#### [Goal of the exercise]
Output all records precisely as written.
## Start Data for processing
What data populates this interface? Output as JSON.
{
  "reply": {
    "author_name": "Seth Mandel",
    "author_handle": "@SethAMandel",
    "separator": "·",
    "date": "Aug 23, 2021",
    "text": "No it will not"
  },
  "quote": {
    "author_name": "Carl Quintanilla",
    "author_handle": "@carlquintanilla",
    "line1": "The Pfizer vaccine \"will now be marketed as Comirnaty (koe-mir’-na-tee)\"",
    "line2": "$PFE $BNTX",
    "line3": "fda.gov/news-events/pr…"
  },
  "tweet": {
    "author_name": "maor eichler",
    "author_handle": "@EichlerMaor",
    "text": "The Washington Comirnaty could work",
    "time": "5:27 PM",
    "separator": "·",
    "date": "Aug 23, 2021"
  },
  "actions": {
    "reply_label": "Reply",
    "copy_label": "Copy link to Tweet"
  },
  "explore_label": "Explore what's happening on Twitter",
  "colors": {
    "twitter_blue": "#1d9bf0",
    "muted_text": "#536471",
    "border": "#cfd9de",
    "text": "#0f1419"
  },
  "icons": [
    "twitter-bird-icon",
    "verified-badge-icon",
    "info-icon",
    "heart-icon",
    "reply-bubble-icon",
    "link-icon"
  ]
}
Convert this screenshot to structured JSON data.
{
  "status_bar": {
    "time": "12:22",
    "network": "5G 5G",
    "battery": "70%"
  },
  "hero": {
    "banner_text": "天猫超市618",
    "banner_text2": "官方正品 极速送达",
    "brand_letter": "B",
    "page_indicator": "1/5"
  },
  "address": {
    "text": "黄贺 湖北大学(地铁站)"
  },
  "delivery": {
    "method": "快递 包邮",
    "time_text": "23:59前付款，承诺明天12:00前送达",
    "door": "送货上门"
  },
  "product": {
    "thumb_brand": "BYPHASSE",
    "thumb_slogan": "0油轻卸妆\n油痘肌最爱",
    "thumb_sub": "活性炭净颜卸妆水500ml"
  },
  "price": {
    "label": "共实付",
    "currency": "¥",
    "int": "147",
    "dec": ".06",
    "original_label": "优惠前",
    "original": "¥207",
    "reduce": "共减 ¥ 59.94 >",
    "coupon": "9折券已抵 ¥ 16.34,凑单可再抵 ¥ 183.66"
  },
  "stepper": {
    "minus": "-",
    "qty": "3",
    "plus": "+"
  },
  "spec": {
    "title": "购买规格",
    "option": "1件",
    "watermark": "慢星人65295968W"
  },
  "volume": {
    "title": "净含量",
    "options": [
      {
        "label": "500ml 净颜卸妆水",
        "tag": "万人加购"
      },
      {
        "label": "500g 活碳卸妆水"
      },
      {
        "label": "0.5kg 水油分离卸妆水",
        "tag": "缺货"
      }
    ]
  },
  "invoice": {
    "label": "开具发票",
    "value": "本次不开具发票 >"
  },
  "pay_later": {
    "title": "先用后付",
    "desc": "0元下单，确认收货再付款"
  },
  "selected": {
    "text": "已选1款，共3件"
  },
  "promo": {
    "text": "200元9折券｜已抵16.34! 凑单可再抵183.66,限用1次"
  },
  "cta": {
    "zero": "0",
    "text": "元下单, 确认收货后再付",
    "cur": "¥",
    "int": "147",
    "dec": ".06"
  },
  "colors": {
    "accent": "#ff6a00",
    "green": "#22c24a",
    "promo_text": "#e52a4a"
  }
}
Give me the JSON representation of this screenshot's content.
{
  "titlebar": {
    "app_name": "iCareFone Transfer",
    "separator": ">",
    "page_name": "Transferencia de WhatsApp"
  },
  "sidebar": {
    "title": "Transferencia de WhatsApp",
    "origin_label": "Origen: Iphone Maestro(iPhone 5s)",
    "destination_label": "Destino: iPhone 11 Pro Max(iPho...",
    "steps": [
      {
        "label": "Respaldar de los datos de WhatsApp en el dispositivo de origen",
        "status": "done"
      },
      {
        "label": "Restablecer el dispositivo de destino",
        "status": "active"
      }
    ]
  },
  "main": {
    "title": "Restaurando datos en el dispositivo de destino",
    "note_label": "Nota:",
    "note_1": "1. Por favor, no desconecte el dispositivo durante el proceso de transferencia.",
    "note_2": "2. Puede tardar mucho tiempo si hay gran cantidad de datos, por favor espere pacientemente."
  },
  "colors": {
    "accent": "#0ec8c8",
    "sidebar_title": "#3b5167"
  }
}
## End Data for processing
#### [Solution for this problem]
What data populates this interface? Output as JSON.
{
  "reply": {
    "author_name": "Seth Mandel",
    "author_handle": "@SethAMandel",
    "separator": "·",
    "date": "Aug 23, 2021",
    "text": "No it will not"
  },
  "quote": {
    "author_name": "Carl Quintanilla",
    "author_handle": "@carlquintanilla",
    "line1": "The Pfizer vaccine \"will now be marketed as Comirnaty (koe-mir’-na-tee)\"",
    "line2": "$PFE $BNTX",
    "line3": "fda.gov/news-events/pr…"
  },
  "tweet": {
    "author_name": "maor eichler",
    "author_handle": "@EichlerMaor",
    "text": "The Washington Comirnaty could work",
    "time": "5:27 PM",
    "separator": "·",
    "date": "Aug 23, 2021"
  },
  "actions": {
    "reply_label": "Reply",
    "copy_label": "Copy link to Tweet"
  },
  "explore_label": "Explore what's happening on Twitter",
  "colors": {
    "twitter_blue": "#1d9bf0",
    "muted_text": "#536471",
    "border": "#cfd9de",
    "text": "#0f1419"
  },
  "icons": [
    "twitter-bird-icon",
    "verified-badge-icon",
    "info-icon",
    "heart-icon",
    "reply-bubble-icon",
    "link-icon"
  ]
}
Convert this screenshot to structured JSON data.
{
  "status_bar": {
    "time": "12:22",
    "network": "5G 5G",
    "battery": "70%"
  },
  "hero": {
    "banner_text": "天猫超市618",
    "banner_text2": "官方正品 极速送达",
    "brand_letter": "B",
    "page_indicator": "1/5"
  },
  "address": {
    "text": "黄贺 湖北大学(地铁站)"
  },
  "delivery": {
    "method": "快递 包邮",
    "time_text": "23:59前付款，承诺明天12:00前送达",
    "door": "送货上门"
  },
  "product": {
    "thumb_brand": "BYPHASSE",
    "thumb_slogan": "0油轻卸妆\n油痘肌最爱",
    "thumb_sub": "活性炭净颜卸妆水500ml"
  },
  "price": {
    "label": "共实付",
    "currency": "¥",
    "int": "147",
    "dec": ".06",
    "original_label": "优惠前",
    "original": "¥207",
    "reduce": "共减 ¥ 59.94 >",
    "coupon": "9折券已抵 ¥ 16.34,凑单可再抵 ¥ 183.66"
  },
  "stepper": {
    "minus": "-",
    "qty": "3",
    "plus": "+"
  },
  "spec": {
    "title": "购买规格",
    "option": "1件",
    "watermark": "慢星人65295968W"
  },
  "volume": {
    "title": "净含量",
    "options": [
      {
        "label": "500ml 净颜卸妆水",
        "tag": "万人加购"
      },
      {
        "label": "500g 活碳卸妆水"
      },
      {
        "label": "0.5kg 水油分离卸妆水",
        "tag": "缺货"
      }
    ]
  },
  "invoice": {
    "label": "开具发票",
    "value": "本次不开具发票 >"
  },
  "pay_later": {
    "title": "先用后付",
    "desc": "0元下单，确认收货再付款"
  },
  "selected": {
    "text": "已选1款，共3件"
  },
  "promo": {
    "text": "200元9折券｜已抵16.34! 凑单可再抵183.66,限用1次"
  },
  "cta": {
    "zero": "0",
    "text": "元下单, 确认收货后再付",
    "cur": "¥",
    "int": "147",
    "dec": ".06"
  },
  "colors": {
    "accent": "#ff6a00",
    "green": "#22c24a",
    "promo_text": "#e52a4a"
  }
}
Give me the JSON representation of this screenshot's content.
{
  "titlebar": {
    "app_name": "iCareFone Transfer",
    "separator": ">",
    "page_name": "Transferencia de WhatsApp"
  },
  "sidebar": {
    "title": "Transferencia de WhatsApp",
    "origin_label": "Origen: Iphone Maestro(iPhone 5s)",
    "destination_label": "Destino: iPhone 11 Pro Max(iPho...",
    "steps": [
      {
        "label": "Respaldar de los datos de WhatsApp en el dispositivo de origen",
        "status": "done"
      },
      {
        "label": "Restablecer el dispositivo de destino",
        "status": "active"
      }
    ]
  },
  "main": {
    "title": "Restaurando datos en el dispositivo de destino",
    "note_label": "Nota:",
    "note_1": "1. Por favor, no desconecte el dispositivo durante el proceso de transferencia.",
    "note_2": "2. Puede tardar mucho tiempo si hay gran cantidad de datos, por favor espere pacientemente."
  },
  "colors": {
    "accent": "#0ec8c8",
    "sidebar_title": "#3b5167"
  }
}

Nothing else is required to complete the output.